__EXTRACTED MATERIAL__.

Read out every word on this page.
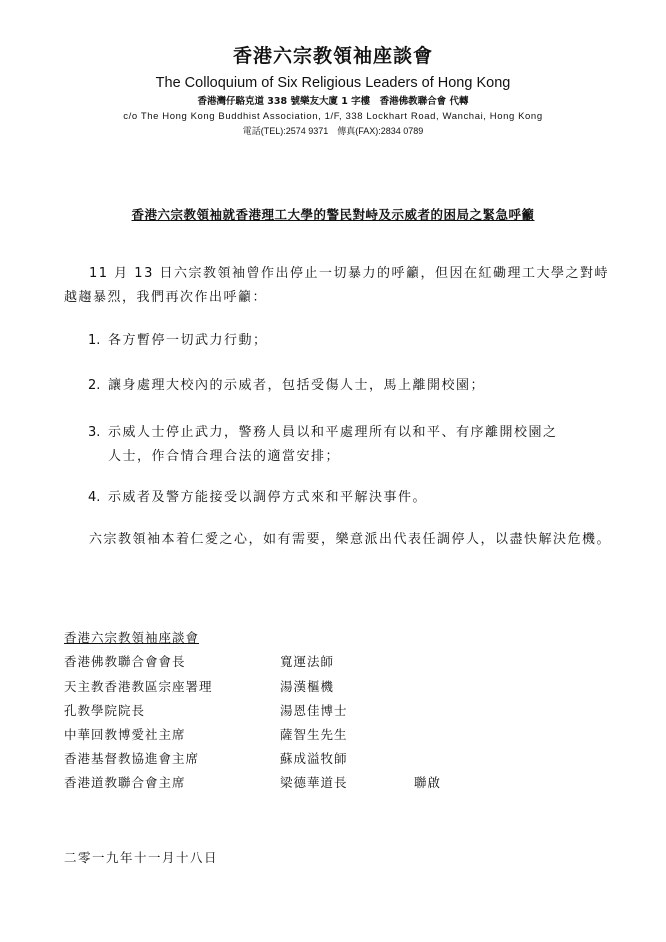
香港六宗教領袖座談會
The Colloquium of Six Religious Leaders of Hong Kong
香港灣仔駱克道 338 號樂友大廈 1 字樓　香港佛教聯合會 代轉
c/o The Hong Kong Buddhist Association, 1/F, 338 Lockhart Road, Wanchai, Hong Kong
電話(TEL):2574 9371　傳真(FAX):2834 0789
香港六宗教領袖就香港理工大學的警民對峙及示威者的困局之緊急呼籲
11 月 13 日六宗教領袖曾作出停止一切暴力的呼籲，但因在紅磡理工大學之對峙越趨暴烈，我們再次作出呼籲：
1. 各方暫停一切武力行動；
2. 讓身處理大校內的示威者，包括受傷人士，馬上離開校園；
3. 示威人士停止武力，警務人員以和平處理所有以和平、有序離開校園之
人士，作合情合理合法的適當安排；
4. 示威者及警方能接受以調停方式來和平解決事件。
六宗教領袖本着仁愛之心，如有需要，樂意派出代表任調停人，以盡快解決危機。
香港六宗教領袖座談會
香港佛教聯合會會長	寬運法師
天主教香港教區宗座署理	湯漢樞機
孔教學院院長	湯恩佳博士
中華回教博愛社主席	薩智生先生
香港基督教協進會主席	蘇成溢牧師
香港道教聯合會主席	梁德華道長	聯啟
二零一九年十一月十八日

__REQUIREMENT__. Give an exact copy of the material, leaving out every picture.

__WRITTEN SOLUTION__.
Read out every word on this page.
香港六宗教領袖座談會
The Colloquium of Six Religious Leaders of Hong Kong
香港灣仔駱克道 338 號樂友大廈 1 字樓　香港佛教聯合會 代轉
c/o The Hong Kong Buddhist Association, 1/F, 338 Lockhart Road, Wanchai, Hong Kong
電話(TEL):2574 9371　傳真(FAX):2834 0789
香港六宗教領袖就香港理工大學的警民對峙及示威者的困局之緊急呼籲
11 月 13 日六宗教領袖曾作出停止一切暴力的呼籲，但因在紅磡理工大學之對峙越趨暴烈，我們再次作出呼籲：
1. 各方暫停一切武力行動；
2. 讓身處理大校內的示威者，包括受傷人士，馬上離開校園；
3. 示威人士停止武力，警務人員以和平處理所有以和平、有序離開校園之
人士，作合情合理合法的適當安排；
4. 示威者及警方能接受以調停方式來和平解決事件。
六宗教領袖本着仁愛之心，如有需要，樂意派出代表任調停人，以盡快解決危機。
香港六宗教領袖座談會
香港佛教聯合會會長	寬運法師
天主教香港教區宗座署理	湯漢樞機
孔教學院院長	湯恩佳博士
中華回教博愛社主席	薩智生先生
香港基督教協進會主席	蘇成溢牧師
香港道教聯合會主席	梁德華道長	聯啟
二零一九年十一月十八日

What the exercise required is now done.